### Task details
Return all lines in the material below that contain "date".

### Data
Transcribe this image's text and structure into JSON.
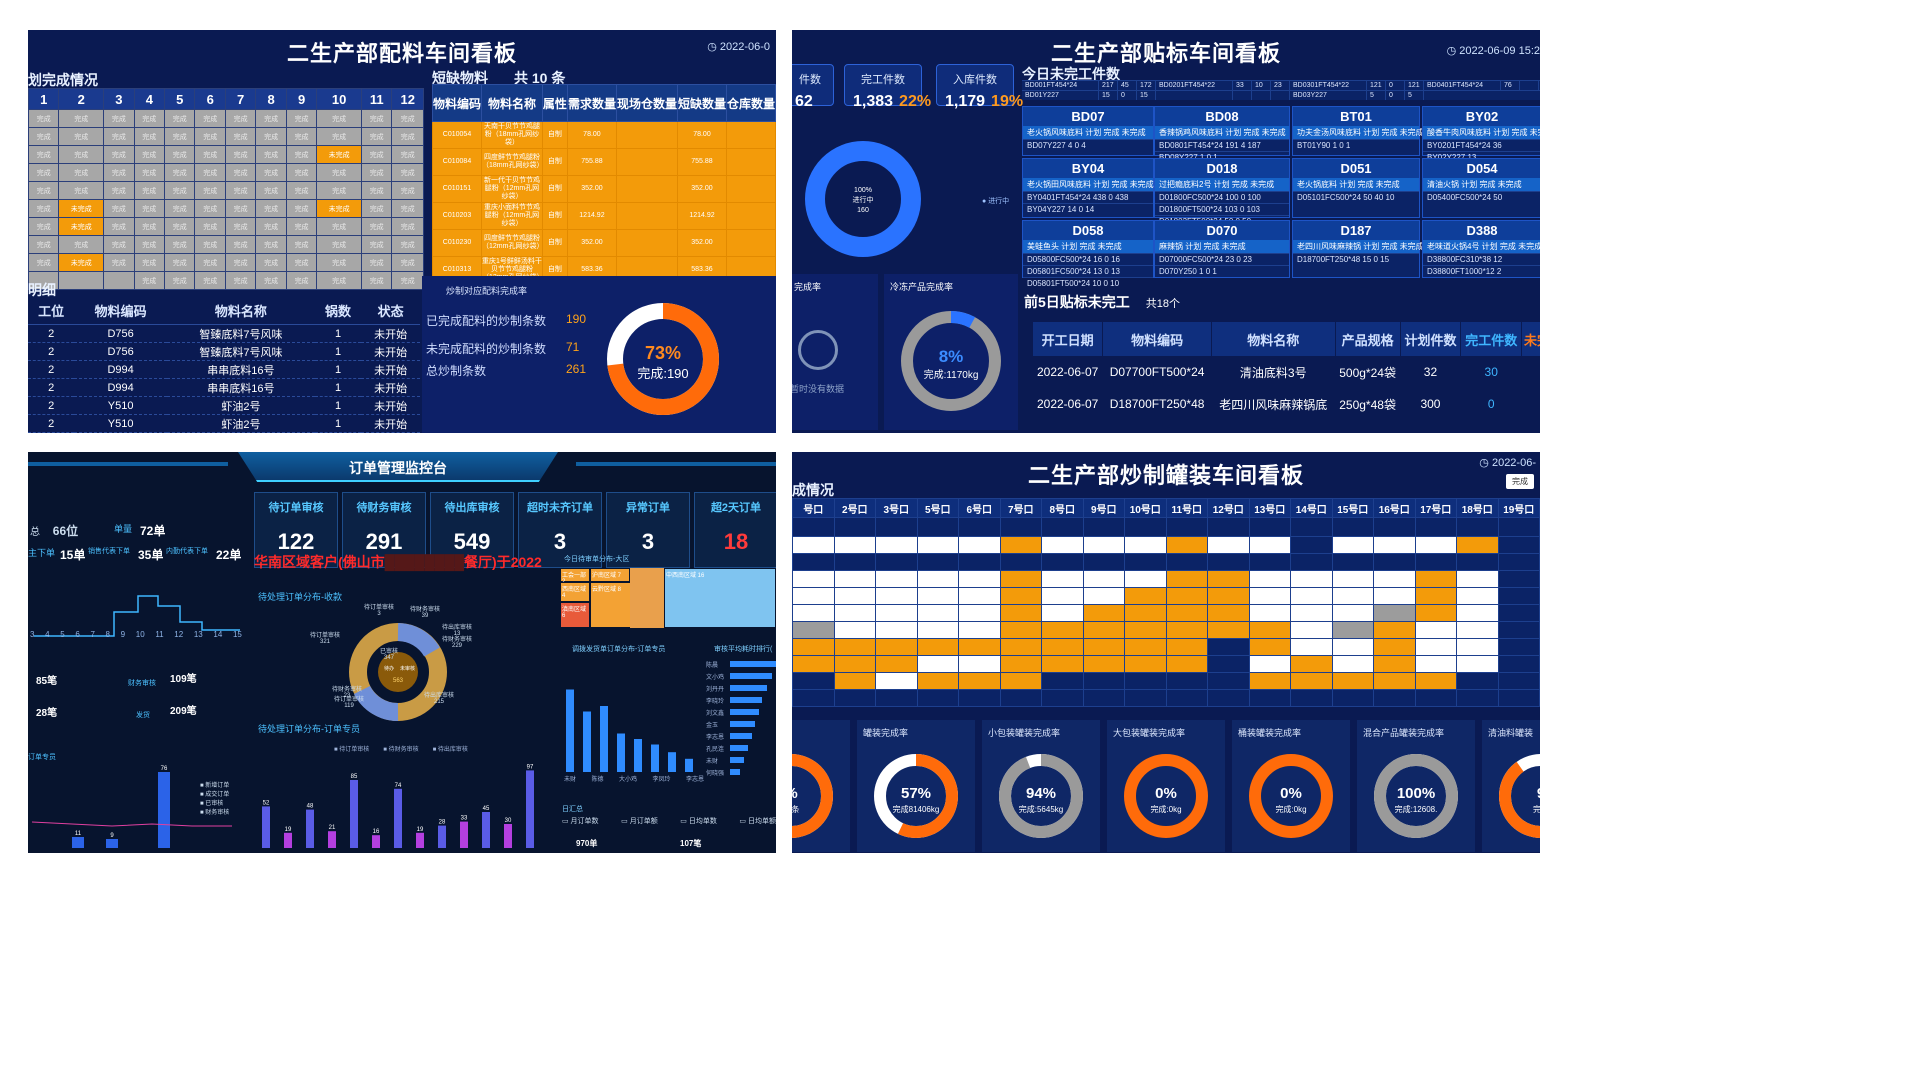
{
  "p1": {
    "title": "二生产部配料车间看板",
    "date": "2022-06-0",
    "plan_title": "划完成情况",
    "plan_cols": [
      "1",
      "2",
      "3",
      "4",
      "5",
      "6",
      "7",
      "8",
      "9",
      "10",
      "11",
      "12"
    ],
    "cell_text": "完成",
    "cell_text_on": "未完成",
    "short_title": "短缺物料",
    "short_count": "共 10 条",
    "short_cols": [
      "物料编码",
      "物料名称",
      "属性",
      "需求数量",
      "现场仓数量",
      "短缺数量",
      "仓库数量"
    ],
    "short_rows": [
      [
        "C010054",
        "天南干贝节节鸡腿粉（18mm孔网纱袋）",
        "自制",
        "78.00",
        "",
        "78.00",
        ""
      ],
      [
        "C010084",
        "四度鲜节节鸡腿粉（18mm孔网纱袋）",
        "自制",
        "755.88",
        "",
        "755.88",
        ""
      ],
      [
        "C010151",
        "新一代干贝节节鸡腿粉（12mm孔网纱袋）",
        "自制",
        "352.00",
        "",
        "352.00",
        ""
      ],
      [
        "C010203",
        "重庆小面料节节鸡腿粉（12mm孔网纱袋）",
        "自制",
        "1214.92",
        "",
        "1214.92",
        ""
      ],
      [
        "C010230",
        "四度鲜节节鸡腿粉（12mm孔网纱袋）",
        "自制",
        "352.00",
        "",
        "352.00",
        ""
      ],
      [
        "C010313",
        "重庆1号鲜鲜汤料干贝节节鸡腿粉（12mm孔网纱袋）",
        "自制",
        "583.36",
        "",
        "583.36",
        ""
      ],
      [
        "C010382",
        "重庆1号鲜鲜汤料干贝节节鸡腿粉（12mm孔网纱袋）",
        "自制",
        "292.20",
        "",
        "292.20",
        ""
      ]
    ],
    "detail_title": "明细",
    "detail_cols": [
      "工位",
      "物料编码",
      "物料名称",
      "锅数",
      "状态"
    ],
    "detail_rows": [
      [
        "2",
        "D756",
        "智臻底料7号风味",
        "1",
        "未开始"
      ],
      [
        "2",
        "D756",
        "智臻底料7号风味",
        "1",
        "未开始"
      ],
      [
        "2",
        "D994",
        "串串底料16号",
        "1",
        "未开始"
      ],
      [
        "2",
        "D994",
        "串串底料16号",
        "1",
        "未开始"
      ],
      [
        "2",
        "Y510",
        "虾油2号",
        "1",
        "未开始"
      ],
      [
        "2",
        "Y510",
        "虾油2号",
        "1",
        "未开始"
      ],
      [
        "2",
        "Y510",
        "虾油2号",
        "1",
        "未开始"
      ],
      [
        "2",
        "Y510",
        "虾油2号",
        "1",
        "未开始"
      ]
    ],
    "rate_title": "炒制对应配料完成率",
    "stat1_label": "已完成配料的炒制条数",
    "stat1": "190",
    "stat2_label": "未完成配料的炒制条数",
    "stat2": "71",
    "stat3_label": "总炒制条数",
    "stat3": "261",
    "ring_pct": "73%",
    "ring_label": "完成:190",
    "ring_value": 0.73
  },
  "p2": {
    "title": "二生产部贴标车间看板",
    "date": "2022-06-09 15:2",
    "k0_label": "件数",
    "k0_value": "62",
    "k1_label": "完工件数",
    "k1_value": "1,383",
    "k1_pct": "22%",
    "k2_label": "入库件数",
    "k2_value": "1,179",
    "k2_pct": "19%",
    "donut_line1": "100%",
    "donut_line2": "进行中",
    "donut_line3": "160",
    "legend": "进行中",
    "unf_title": "今日未完工件数",
    "top_row": [
      [
        "BD001FT454*24",
        "217",
        "45",
        "172"
      ],
      [
        "BD0201FT454*22",
        "33",
        "10",
        "23"
      ],
      [
        "BD0301FT454*22",
        "121",
        "0",
        "121"
      ],
      [
        "BD0401FT454*24",
        "76",
        ""
      ]
    ],
    "top_row2": [
      [
        "BD01Y227",
        "15",
        "0",
        "15"
      ],
      [
        "",
        "",
        "",
        ""
      ],
      [
        "BD03Y227",
        "5",
        "0",
        "5"
      ]
    ],
    "blocks": [
      {
        "name": "BD07",
        "h": "老火锅风味底料",
        "r1": "BD07Y227  4  0  4"
      },
      {
        "name": "BD08",
        "h": "香辣锅鸡风味底料",
        "r1": "BD0801FT454*24 191 4 187",
        "r2": "BD08Y227  1  0  1"
      },
      {
        "name": "BT01",
        "h": "功夫金汤风味底料",
        "r1": "BT01Y90  1  0  1"
      },
      {
        "name": "BY02",
        "h": "酸香牛肉风味底料",
        "r1": "BY0201FT454*24  36",
        "r2": "BY02Y227  13"
      },
      {
        "name": "BY04",
        "h": "老火锅田风味底料",
        "r1": "BY0401FT454*24 438 0 438",
        "r2": "BY04Y227  14  0  14"
      },
      {
        "name": "D018",
        "h": "过把瘾底料2号",
        "r1": "D01800FC500*24 100 0 100",
        "r2": "D01800FT500*24 103 0 103",
        "r3": "D01803FT500*24 50 0 50"
      },
      {
        "name": "D051",
        "h": "老火锅底料",
        "r1": "D05101FC500*24 50 40 10"
      },
      {
        "name": "D054",
        "h": "清油火锅",
        "r1": "D05400FC500*24  50"
      },
      {
        "name": "D058",
        "h": "美蛙鱼头",
        "r1": "D05800FC500*24 16 0 16",
        "r2": "D05801FC500*24 13 0 13",
        "r3": "D05801FT500*24 10 0 10"
      },
      {
        "name": "D070",
        "h": "麻辣锅",
        "r1": "D07000FC500*24 23 0 23",
        "r2": "D070Y250  1  0  1"
      },
      {
        "name": "D187",
        "h": "老四川风味麻辣锅",
        "r1": "D18700FT250*48 15 0 15"
      },
      {
        "name": "D388",
        "h": "老味道火锅4号",
        "r1": "D38800FC310*38  12",
        "r2": "D38800FT1000*12  2"
      }
    ],
    "g1": "完成率",
    "g2": "冷冻产品完成率",
    "nodata": "暂时没有数据",
    "g2_pct": "8%",
    "g2_label": "完成:1170kg",
    "g2_value": 0.08,
    "wt_title": "前5日贴标未完工",
    "wt_count": "共18个",
    "wt_cols": [
      "开工日期",
      "物料编码",
      "物料名称",
      "产品规格",
      "计划件数",
      "完工件数",
      "未完"
    ],
    "wt_rows": [
      [
        "2022-06-07",
        "D07700FT500*24",
        "清油底料3号",
        "500g*24袋",
        "32",
        "30",
        ""
      ],
      [
        "2022-06-07",
        "D18700FT250*48",
        "老四川风味麻辣锅底",
        "250g*48袋",
        "300",
        "0",
        ""
      ]
    ]
  },
  "p3": {
    "title": "订单管理监控台",
    "kpis": [
      {
        "label": "待订单审核",
        "value": "122"
      },
      {
        "label": "待财务审核",
        "value": "291"
      },
      {
        "label": "待出库审核",
        "value": "549"
      },
      {
        "label": "超时未齐订单",
        "value": "3"
      },
      {
        "label": "异常订单",
        "value": "3"
      },
      {
        "label": "超2天订单",
        "value": "18"
      }
    ],
    "left_a": "66位",
    "left_a_l": "单量",
    "left_b": "72单",
    "left_c": "15单",
    "left_c_l": "主下单",
    "left_d": "35单",
    "left_d_l": "销售代表下单",
    "left_e": "22单",
    "left_e_l": "内勤代表下单",
    "ticker": "华南区域客户(佛山市",
    "ticker2": "餐厅)于2022",
    "line_xaxis": [
      "3",
      "4",
      "5",
      "6",
      "7",
      "8",
      "9",
      "10",
      "11",
      "12",
      "13",
      "14",
      "15"
    ],
    "s2a": "85笔",
    "s2b": "109笔",
    "s2b_l": "财务审核",
    "s2c": "28笔",
    "s2d": "209笔",
    "s2d_l": "发货",
    "pie_title": "待处理订单分布-收款",
    "pie_labels": [
      {
        "t": "待订单审核",
        "v": "3"
      },
      {
        "t": "待财务审核",
        "v": "39"
      },
      {
        "t": "待出库审核",
        "v": "13"
      },
      {
        "t": "待财务审核",
        "v": "229"
      },
      {
        "t": "待订单审核",
        "v": "321"
      },
      {
        "t": "已审核",
        "v": "347"
      },
      {
        "t": "待财务审核",
        "v": "23"
      },
      {
        "t": "待订单审核",
        "v": "119"
      },
      {
        "t": "待出库审核",
        "v": "215"
      }
    ],
    "pie_center1": "待办",
    "pie_center2": "未审核",
    "pie_center3": "563",
    "bar_title": "待处理订单分布-订单专员",
    "bar_legend": [
      "待订单审核",
      "待财务审核",
      "待出库审核"
    ],
    "bars": [
      52,
      19,
      48,
      21,
      85,
      16,
      74,
      19,
      28,
      33,
      45,
      30,
      97
    ],
    "bars_hi": [
      "52",
      "19",
      "48",
      "21",
      "85",
      "16",
      "74",
      "19",
      "28",
      "33",
      "45",
      "30",
      "97"
    ],
    "tree_title": "今日待审单分布-大区",
    "tree": [
      {
        "t": "工会一部 2",
        "c": "#f3a234"
      },
      {
        "t": "沪南区域 7",
        "c": "#f3a234"
      },
      {
        "t": "中西南区域 16",
        "c": "#7fc4f0"
      },
      {
        "t": "西南区域 4",
        "c": "#f3a234"
      },
      {
        "t": "滇南区域 6",
        "c": "#e85a3a"
      },
      {
        "t": "云黔区域 8",
        "c": "#f3a234"
      }
    ],
    "vbar_title": "调拨发货单订单分布-订单专员",
    "vbars": [
      0.75,
      0.55,
      0.6,
      0.35,
      0.3,
      0.25,
      0.18,
      0.12
    ],
    "vbar_x": [
      "未财",
      "陈德",
      "大小鸡",
      "李凤玲",
      "李志恩"
    ],
    "hbar_title": "审核平均耗时排行(",
    "hbar_names": [
      "陈晨",
      "文小鸡",
      "刘丹丹",
      "李晓玲",
      "刘文鑫",
      "金玉",
      "李志恩",
      "孔民连",
      "未财",
      "何晓强"
    ],
    "hbar_vals": [
      1,
      0.92,
      0.8,
      0.7,
      0.62,
      0.55,
      0.48,
      0.4,
      0.3,
      0.22
    ],
    "day_title": "日汇总",
    "day_items": [
      "月订单数",
      "月订单额",
      "日均单数",
      "日均单额"
    ],
    "day_a": "970单",
    "day_b": "107笔",
    "bot_title": "订单专员",
    "bot_legend": [
      "新增订单",
      "成交订单",
      "已审核",
      "财务审核"
    ],
    "bot_bars": [
      11,
      9,
      76
    ]
  },
  "p4": {
    "title": "二生产部炒制罐装车间看板",
    "date": "2022-06-",
    "btn": "完成",
    "sec": "成情况",
    "cols": [
      "号口",
      "2号口",
      "3号口",
      "5号口",
      "6号口",
      "7号口",
      "8号口",
      "9号口",
      "10号口",
      "11号口",
      "12号口",
      "13号口",
      "14号口",
      "15号口",
      "16号口",
      "17号口",
      "18号口",
      "19号口"
    ],
    "gauges": [
      {
        "t": "",
        "p": "%",
        "s": "35条",
        "v": 0.62
      },
      {
        "t": "罐装完成率",
        "p": "57%",
        "s": "完成81406kg",
        "v": 0.57
      },
      {
        "t": "小包装罐装完成率",
        "p": "94%",
        "s": "完成:5645kg",
        "v": 0.94
      },
      {
        "t": "大包装罐装完成率",
        "p": "0%",
        "s": "完成:0kg",
        "v": 0
      },
      {
        "t": "桶装罐装完成率",
        "p": "0%",
        "s": "完成:0kg",
        "v": 0
      },
      {
        "t": "混合产品罐装完成率",
        "p": "100%",
        "s": "完成:12608.",
        "v": 1
      },
      {
        "t": "清油料罐装",
        "p": "9",
        "s": "完成",
        "v": 0.9
      }
    ]
  }
}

### Exercise solution
    "date": "2022-06-0",
    "date": "2022-06-09 15:2",
    "date": "2022-06-",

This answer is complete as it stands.